### Provided material
<<<<

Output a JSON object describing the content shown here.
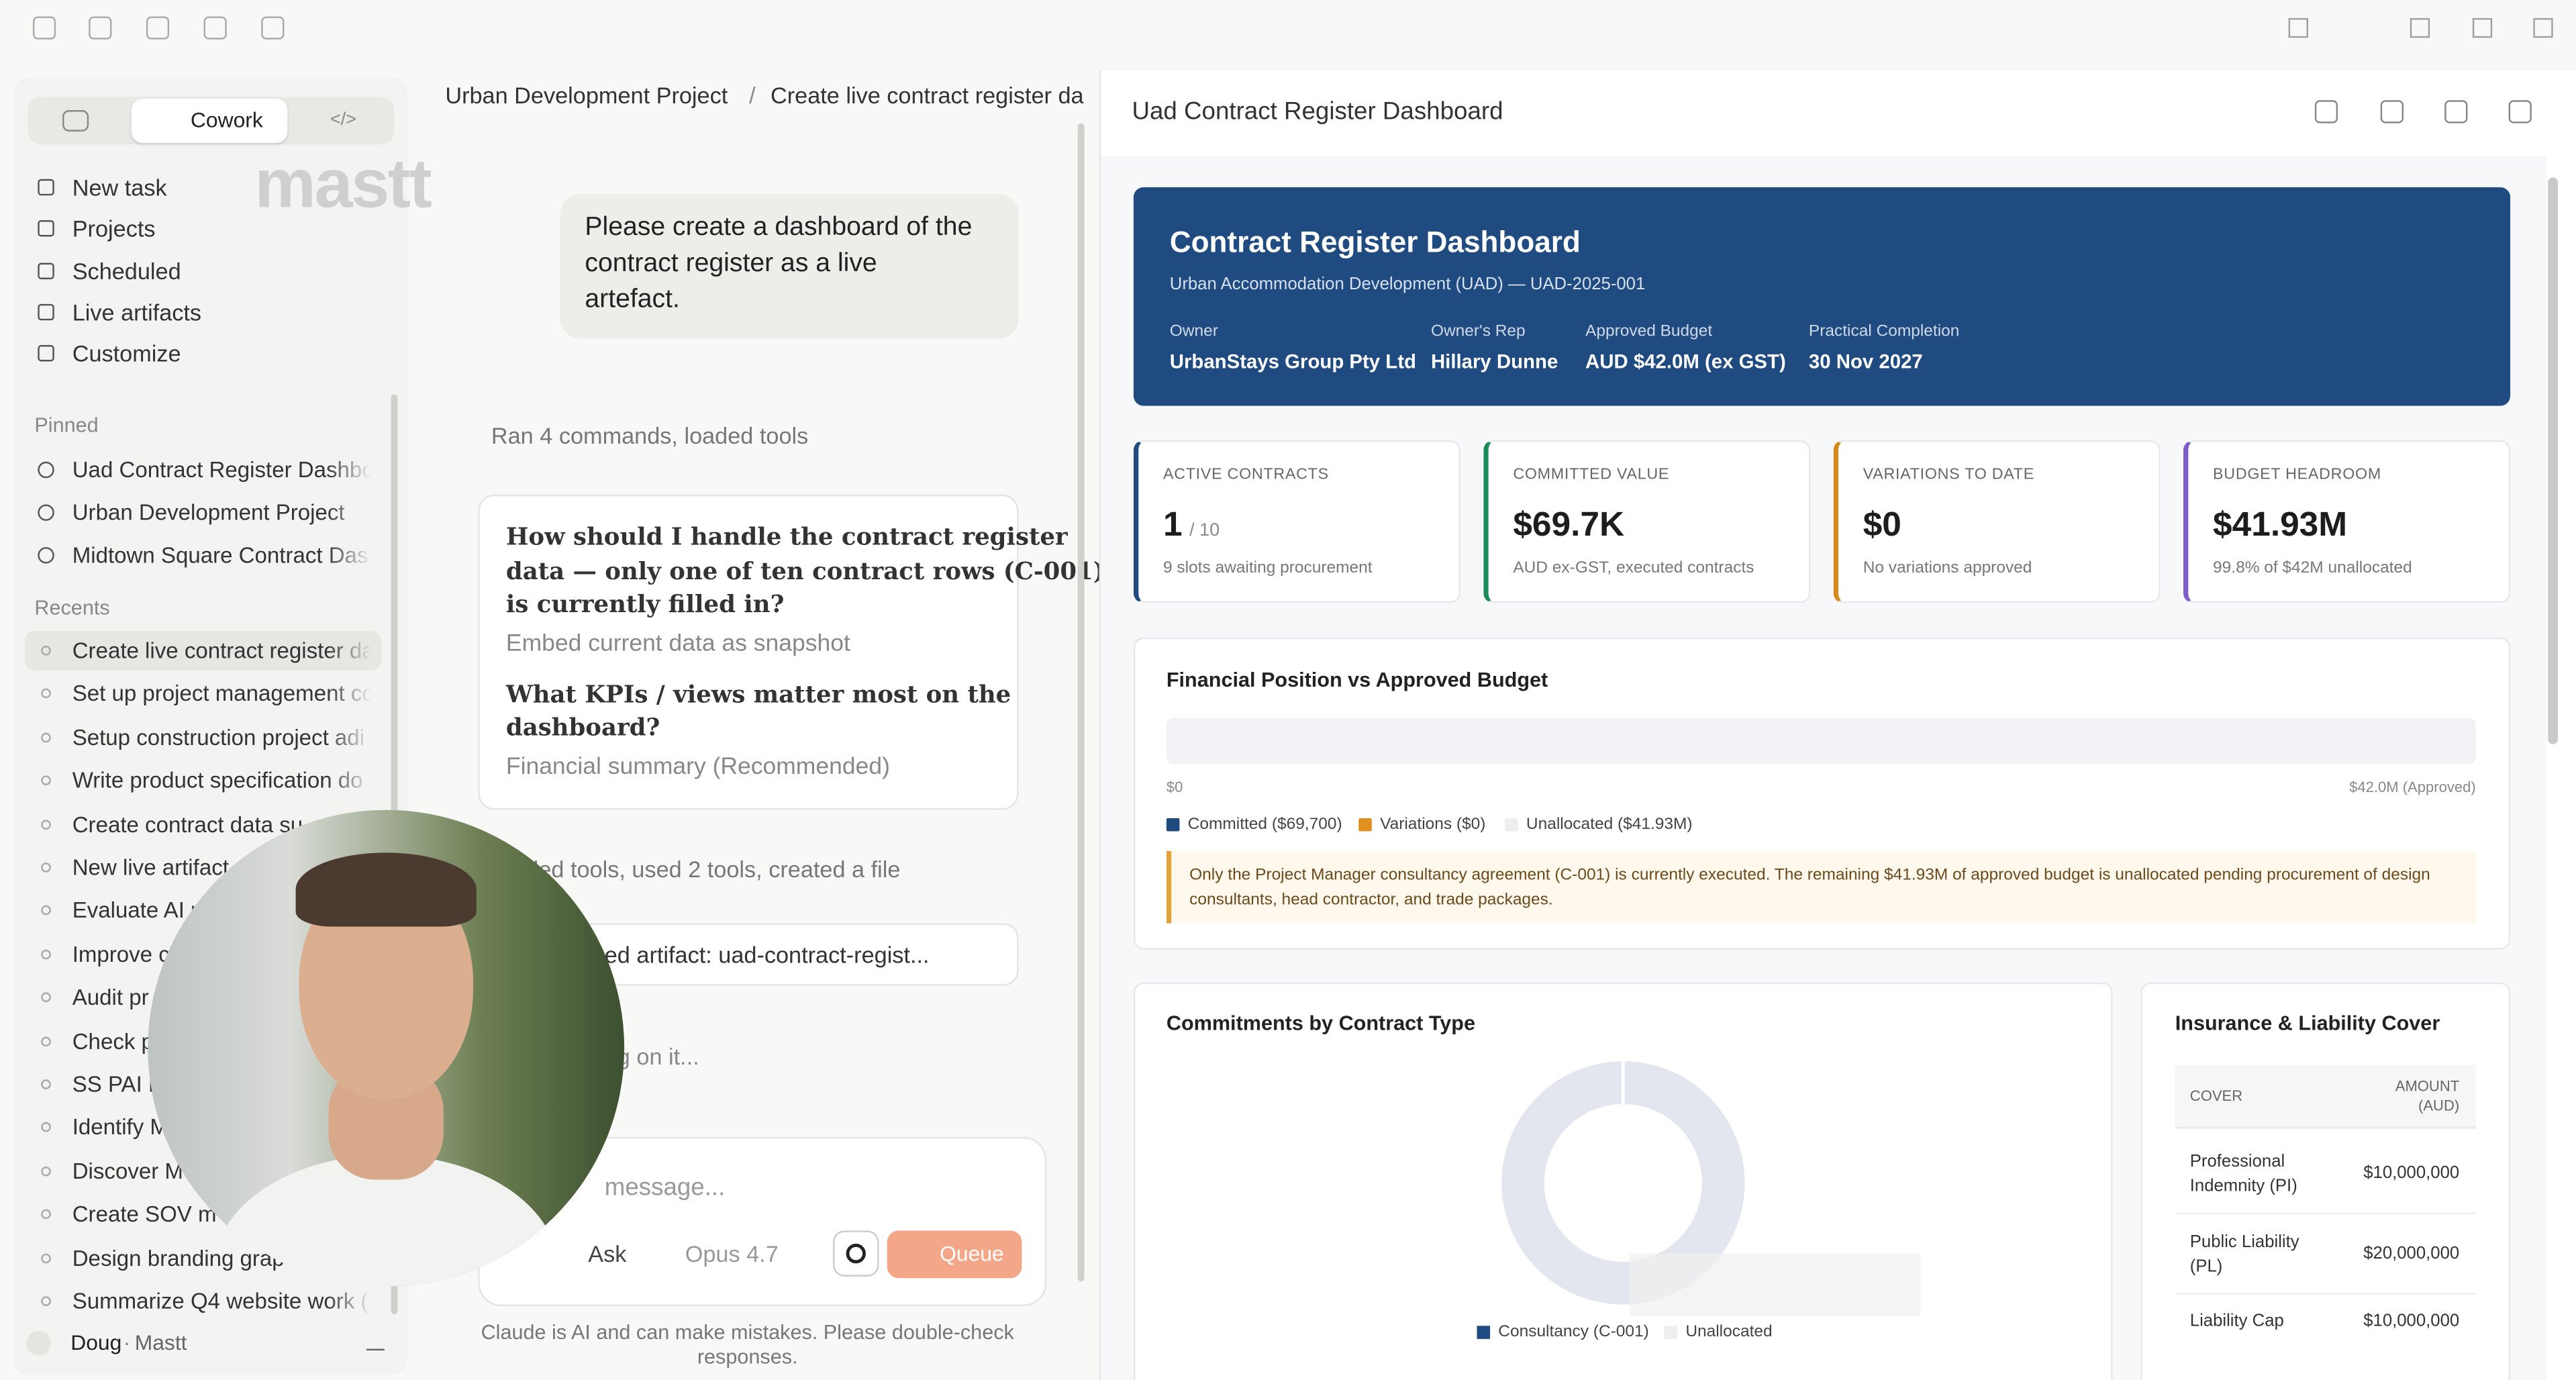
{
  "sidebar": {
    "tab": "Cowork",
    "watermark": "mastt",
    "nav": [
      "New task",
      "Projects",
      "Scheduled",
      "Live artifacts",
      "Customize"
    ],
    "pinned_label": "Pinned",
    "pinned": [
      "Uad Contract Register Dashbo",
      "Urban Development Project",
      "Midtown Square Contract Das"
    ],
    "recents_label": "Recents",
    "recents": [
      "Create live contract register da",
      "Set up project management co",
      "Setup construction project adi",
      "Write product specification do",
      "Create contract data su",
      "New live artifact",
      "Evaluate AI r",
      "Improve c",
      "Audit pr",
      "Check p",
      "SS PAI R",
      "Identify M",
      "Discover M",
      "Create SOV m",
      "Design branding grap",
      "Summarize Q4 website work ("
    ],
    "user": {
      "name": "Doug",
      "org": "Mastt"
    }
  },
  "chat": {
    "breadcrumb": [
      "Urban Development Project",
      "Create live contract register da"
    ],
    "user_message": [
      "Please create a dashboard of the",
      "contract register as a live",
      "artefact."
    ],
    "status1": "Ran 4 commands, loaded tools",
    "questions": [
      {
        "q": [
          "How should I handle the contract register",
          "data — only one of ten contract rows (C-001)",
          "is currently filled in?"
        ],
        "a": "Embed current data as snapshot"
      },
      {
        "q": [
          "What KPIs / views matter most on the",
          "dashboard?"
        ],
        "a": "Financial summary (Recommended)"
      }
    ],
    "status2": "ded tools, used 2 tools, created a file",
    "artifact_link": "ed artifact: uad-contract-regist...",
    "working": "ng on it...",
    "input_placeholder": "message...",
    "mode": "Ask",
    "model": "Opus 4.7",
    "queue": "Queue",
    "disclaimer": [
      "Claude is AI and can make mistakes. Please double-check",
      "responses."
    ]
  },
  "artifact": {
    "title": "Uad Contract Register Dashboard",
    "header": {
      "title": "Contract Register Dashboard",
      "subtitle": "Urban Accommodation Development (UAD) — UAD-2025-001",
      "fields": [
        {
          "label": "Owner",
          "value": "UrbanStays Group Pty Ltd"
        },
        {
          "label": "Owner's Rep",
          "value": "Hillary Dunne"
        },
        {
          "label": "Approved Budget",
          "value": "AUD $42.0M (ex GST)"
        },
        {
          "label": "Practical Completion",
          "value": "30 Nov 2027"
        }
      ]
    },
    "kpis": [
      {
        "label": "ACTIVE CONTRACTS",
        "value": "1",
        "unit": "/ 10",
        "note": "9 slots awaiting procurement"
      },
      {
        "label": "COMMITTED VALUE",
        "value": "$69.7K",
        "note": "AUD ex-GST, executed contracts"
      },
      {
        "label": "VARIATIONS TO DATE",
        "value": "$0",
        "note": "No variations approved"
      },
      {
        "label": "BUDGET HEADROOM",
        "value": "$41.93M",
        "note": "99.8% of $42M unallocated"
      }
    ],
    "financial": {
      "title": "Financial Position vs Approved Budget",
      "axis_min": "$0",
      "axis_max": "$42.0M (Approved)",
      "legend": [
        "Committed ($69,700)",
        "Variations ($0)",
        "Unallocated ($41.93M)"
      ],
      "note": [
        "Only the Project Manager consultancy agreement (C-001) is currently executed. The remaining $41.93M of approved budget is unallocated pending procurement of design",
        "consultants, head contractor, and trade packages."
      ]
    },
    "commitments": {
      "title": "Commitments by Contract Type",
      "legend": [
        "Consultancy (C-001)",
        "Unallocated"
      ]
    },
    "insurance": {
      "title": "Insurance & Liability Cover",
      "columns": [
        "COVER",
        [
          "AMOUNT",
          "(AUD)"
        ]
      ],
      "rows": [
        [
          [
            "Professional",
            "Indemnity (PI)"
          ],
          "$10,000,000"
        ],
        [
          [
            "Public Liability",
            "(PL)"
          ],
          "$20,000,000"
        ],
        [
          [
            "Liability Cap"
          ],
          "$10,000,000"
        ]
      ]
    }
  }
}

>>>>

Write out the whole listing exactly, and drop the pictures.

Output a JSON object describing the content shown here.
{
  "sidebar": {
    "tab": "Cowork",
    "watermark": "mastt",
    "nav": [
      "New task",
      "Projects",
      "Scheduled",
      "Live artifacts",
      "Customize"
    ],
    "pinned_label": "Pinned",
    "pinned": [
      "Uad Contract Register Dashbo",
      "Urban Development Project",
      "Midtown Square Contract Das"
    ],
    "recents_label": "Recents",
    "recents": [
      "Create live contract register da",
      "Set up project management co",
      "Setup construction project adi",
      "Write product specification do",
      "Create contract data su",
      "New live artifact",
      "Evaluate AI r",
      "Improve c",
      "Audit pr",
      "Check p",
      "SS PAI R",
      "Identify M",
      "Discover M",
      "Create SOV m",
      "Design branding grap",
      "Summarize Q4 website work ("
    ],
    "user": {
      "name": "Doug",
      "org": "Mastt"
    }
  },
  "chat": {
    "breadcrumb": [
      "Urban Development Project",
      "Create live contract register da"
    ],
    "user_message": [
      "Please create a dashboard of the",
      "contract register as a live",
      "artefact."
    ],
    "status1": "Ran 4 commands, loaded tools",
    "questions": [
      {
        "q": [
          "How should I handle the contract register",
          "data — only one of ten contract rows (C-001)",
          "is currently filled in?"
        ],
        "a": "Embed current data as snapshot"
      },
      {
        "q": [
          "What KPIs / views matter most on the",
          "dashboard?"
        ],
        "a": "Financial summary (Recommended)"
      }
    ],
    "status2": "ded tools, used 2 tools, created a file",
    "artifact_link": "ed artifact: uad-contract-regist...",
    "working": "ng on it...",
    "input_placeholder": "message...",
    "mode": "Ask",
    "model": "Opus 4.7",
    "queue": "Queue",
    "disclaimer": [
      "Claude is AI and can make mistakes. Please double-check",
      "responses."
    ]
  },
  "artifact": {
    "title": "Uad Contract Register Dashboard",
    "header": {
      "title": "Contract Register Dashboard",
      "subtitle": "Urban Accommodation Development (UAD) — UAD-2025-001",
      "fields": [
        {
          "label": "Owner",
          "value": "UrbanStays Group Pty Ltd"
        },
        {
          "label": "Owner's Rep",
          "value": "Hillary Dunne"
        },
        {
          "label": "Approved Budget",
          "value": "AUD $42.0M (ex GST)"
        },
        {
          "label": "Practical Completion",
          "value": "30 Nov 2027"
        }
      ]
    },
    "kpis": [
      {
        "label": "ACTIVE CONTRACTS",
        "value": "1",
        "unit": "/ 10",
        "note": "9 slots awaiting procurement"
      },
      {
        "label": "COMMITTED VALUE",
        "value": "$69.7K",
        "note": "AUD ex-GST, executed contracts"
      },
      {
        "label": "VARIATIONS TO DATE",
        "value": "$0",
        "note": "No variations approved"
      },
      {
        "label": "BUDGET HEADROOM",
        "value": "$41.93M",
        "note": "99.8% of $42M unallocated"
      }
    ],
    "financial": {
      "title": "Financial Position vs Approved Budget",
      "axis_min": "$0",
      "axis_max": "$42.0M (Approved)",
      "legend": [
        "Committed ($69,700)",
        "Variations ($0)",
        "Unallocated ($41.93M)"
      ],
      "note": [
        "Only the Project Manager consultancy agreement (C-001) is currently executed. The remaining $41.93M of approved budget is unallocated pending procurement of design",
        "consultants, head contractor, and trade packages."
      ]
    },
    "commitments": {
      "title": "Commitments by Contract Type",
      "legend": [
        "Consultancy (C-001)",
        "Unallocated"
      ]
    },
    "insurance": {
      "title": "Insurance & Liability Cover",
      "columns": [
        "COVER",
        [
          "AMOUNT",
          "(AUD)"
        ]
      ],
      "rows": [
        [
          [
            "Professional",
            "Indemnity (PI)"
          ],
          "$10,000,000"
        ],
        [
          [
            "Public Liability",
            "(PL)"
          ],
          "$20,000,000"
        ],
        [
          [
            "Liability Cap"
          ],
          "$10,000,000"
        ]
      ]
    }
  }
}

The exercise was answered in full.